#### TASK DESCRIPTION
Count how many lines hold the string "الكتاب". Give that number alone.

#### RECORDED INFORMATION
******************************

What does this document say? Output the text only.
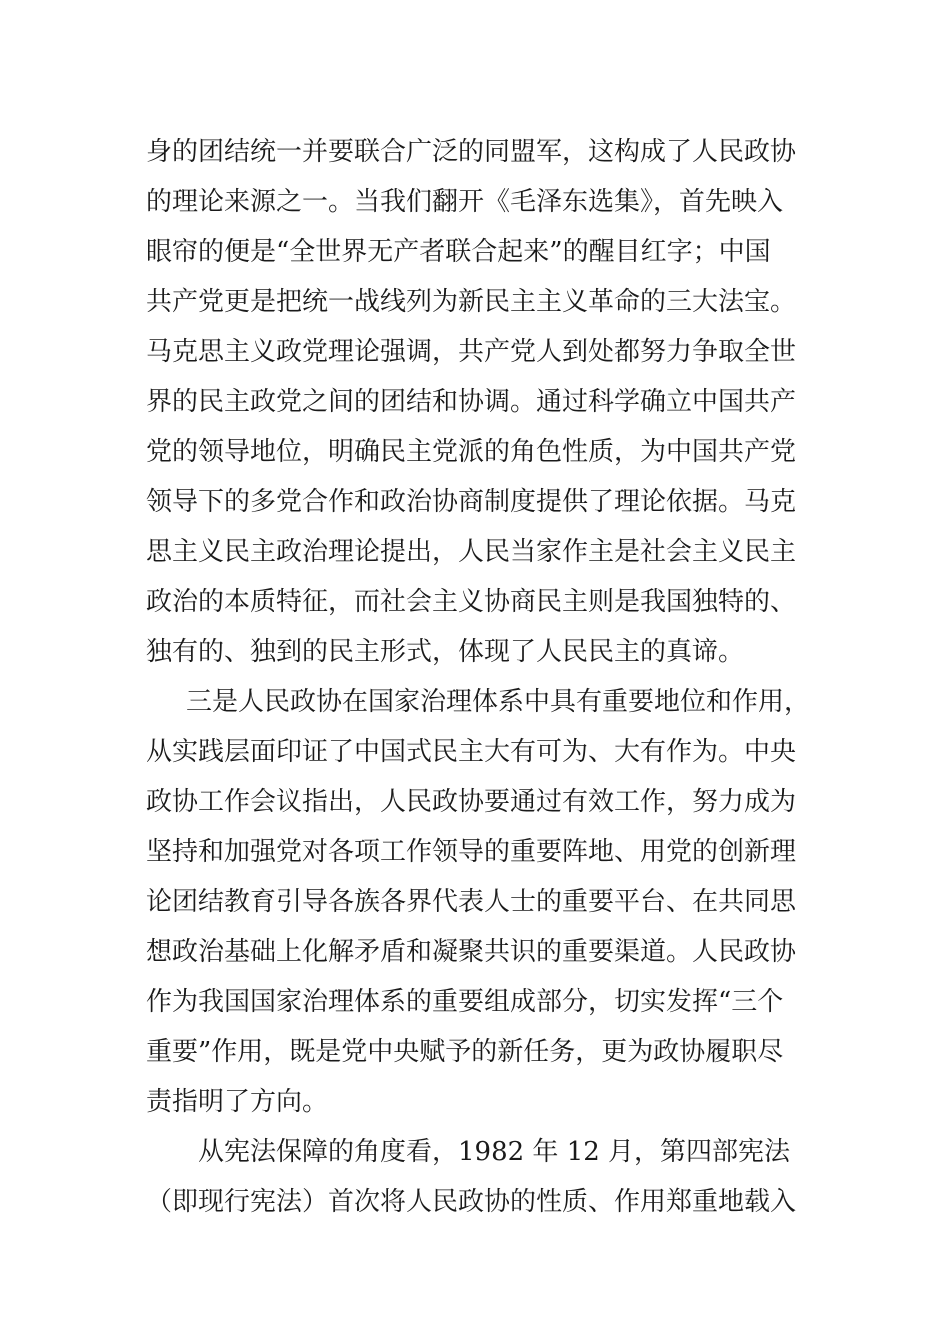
身的团结统一并要联合广泛的同盟军，这构成了人民政协
的理论来源之一。当我们翻开《毛泽东选集》，首先映入
眼帘的便是“全世界无产者联合起来”的醒目红字；中国
共产党更是把统一战线列为新民主主义革命的三大法宝。
马克思主义政党理论强调，共产党人到处都努力争取全世
界的民主政党之间的团结和协调。通过科学确立中国共产
党的领导地位，明确民主党派的角色性质，为中国共产党
领导下的多党合作和政治协商制度提供了理论依据。马克
思主义民主政治理论提出，人民当家作主是社会主义民主
政治的本质特征，而社会主义协商民主则是我国独特的、
独有的、独到的民主形式，体现了人民民主的真谛。
三是人民政协在国家治理体系中具有重要地位和作用，
从实践层面印证了中国式民主大有可为、大有作为。中央
政协工作会议指出，人民政协要通过有效工作，努力成为
坚持和加强党对各项工作领导的重要阵地、用党的创新理
论团结教育引导各族各界代表人士的重要平台、在共同思
想政治基础上化解矛盾和凝聚共识的重要渠道。人民政协
作为我国国家治理体系的重要组成部分，切实发挥“三个
重要”作用，既是党中央赋予的新任务，更为政协履职尽
责指明了方向。
从宪法保障的角度看，1982 年 12 月，第四部宪法
（即现行宪法）首次将人民政协的性质、作用郑重地载入
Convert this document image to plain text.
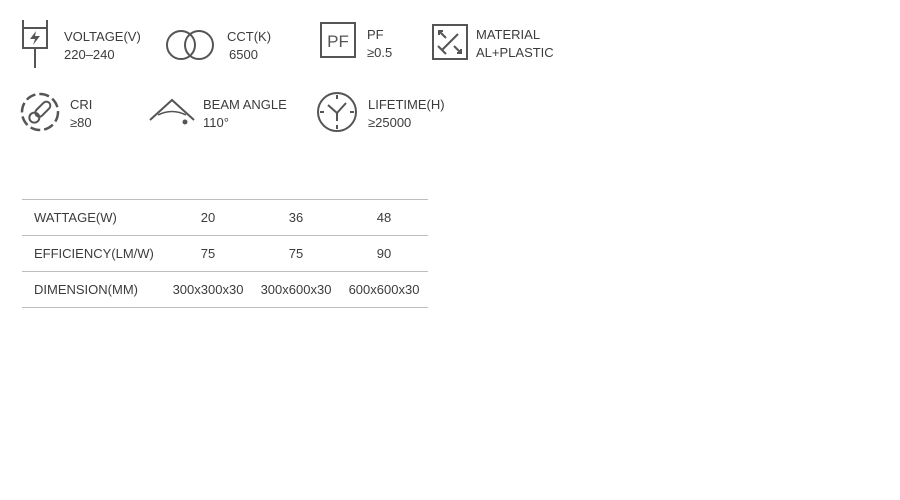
VOLTAGE(V)
220–240
CCT(K)
6500
PF PF
≥0.5
MATERIAL
AL+PLASTIC
CRI
≥80
BEAM ANGLE
110°
LIFETIME(H)
≥25000
WATTAGE(W)	20	36	48
EFFICIENCY(LM/W)	75	75	90
DIMENSION(MM)	300x300x30	300x600x30	600x600x30
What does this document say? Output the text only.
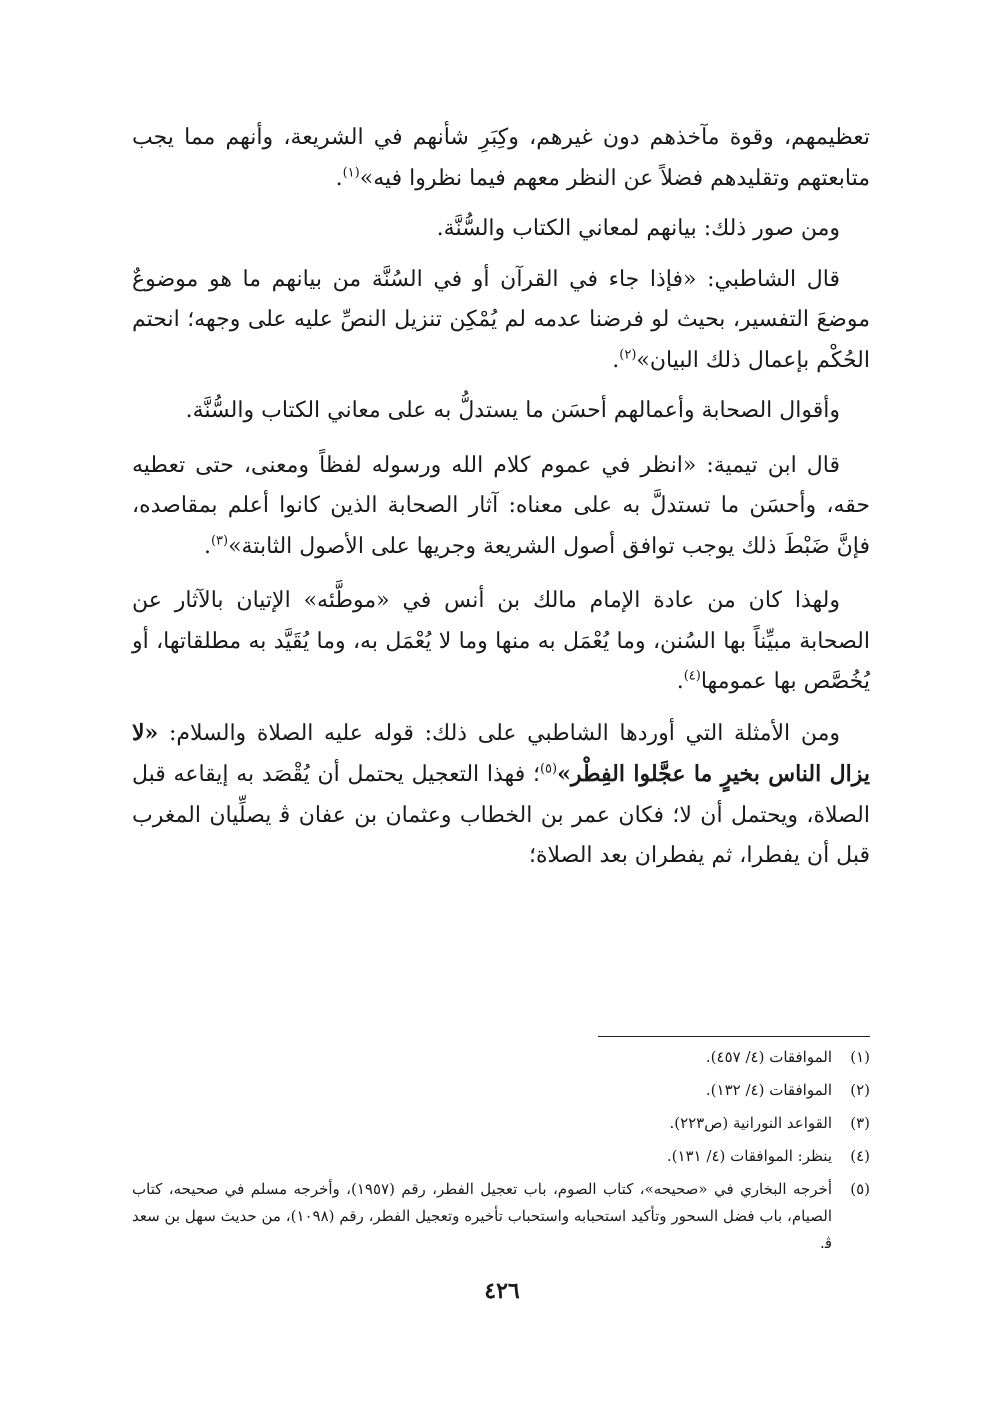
تعظيمهم، وقوة مآخذهم دون غيرهم، وكِبَرِ شأنهم في الشريعة، وأنهم مما يجب متابعتهم وتقليدهم فضلاً عن النظر معهم فيما نظروا فيه»$^{(١)}$.

ومن صور ذلك: بيانهم لمعاني الكتاب والسُّنَّة.

قال الشاطبي: «فإذا جاء في القرآن أو في السُنَّة من بيانهم ما هو موضوعٌ موضعَ التفسير، بحيث لو فرضنا عدمه لم يُمْكِن تنزيل النصِّ عليه على وجهه؛ انحتم الحُكْم بإعمال ذلك البيان»$^{(٢)}$.

وأقوال الصحابة وأعمالهم أحسَن ما يستدلُّ به على معاني الكتاب والسُّنَّة.

قال ابن تيمية: «انظر في عموم كلام الله ورسوله لفظاً ومعنى، حتى تعطيه حقه، وأحسَن ما تستدلَّ به على معناه: آثار الصحابة الذين كانوا أعلم بمقاصده، فإنَّ ضَبْطَ ذلك يوجب توافق أصول الشريعة وجريها على الأصول الثابتة»$^{(٣)}$.

ولهذا كان من عادة الإمام مالك بن أنس في «موطَّئه» الإتيان بالآثار عن الصحابة مبيِّناً بها السُنن، وما يُعْمَل به منها وما لا يُعْمَل به، وما يُقَيَّد به مطلقاتها، أو يُخُصَّص بها عمومها$^{(٤)}$.

ومن الأمثلة التي أوردها الشاطبي على ذلك: قوله عليه الصلاة والسلام: «لا يزال الناس بخيرٍ ما عجَّلوا الفِطْر»$^{(٥)}$؛ فهذا التعجيل يحتمل أن يُقْصَد به إيقاعه قبل الصلاة، ويحتمل أن لا؛ فكان عمر بن الخطاب وعثمان بن عفان ﭬ يصلِّيان المغرب قبل أن يفطرا، ثم يفطران بعد الصلاة؛

(١)
الموافقات (٤/ ٤٥٧).
(٢)
الموافقات (٤/ ١٣٢).
(٣)
القواعد النورانية (ص٢٢٣).
(٤)
ينظر: الموافقات (٤/ ١٣١).
(٥)
أخرجه البخاري في «صحيحه»، كتاب الصوم، باب تعجيل الفطر، رقم (١٩٥٧)، وأخرجه مسلم في صحيحه، كتاب الصيام، باب فضل السحور وتأكيد استحبابه واستحباب تأخيره وتعجيل الفطر، رقم (١٠٩٨)، من حديث سهل بن سعد ﭬ.
٤٢٦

******************************

#### TASK RESULT
2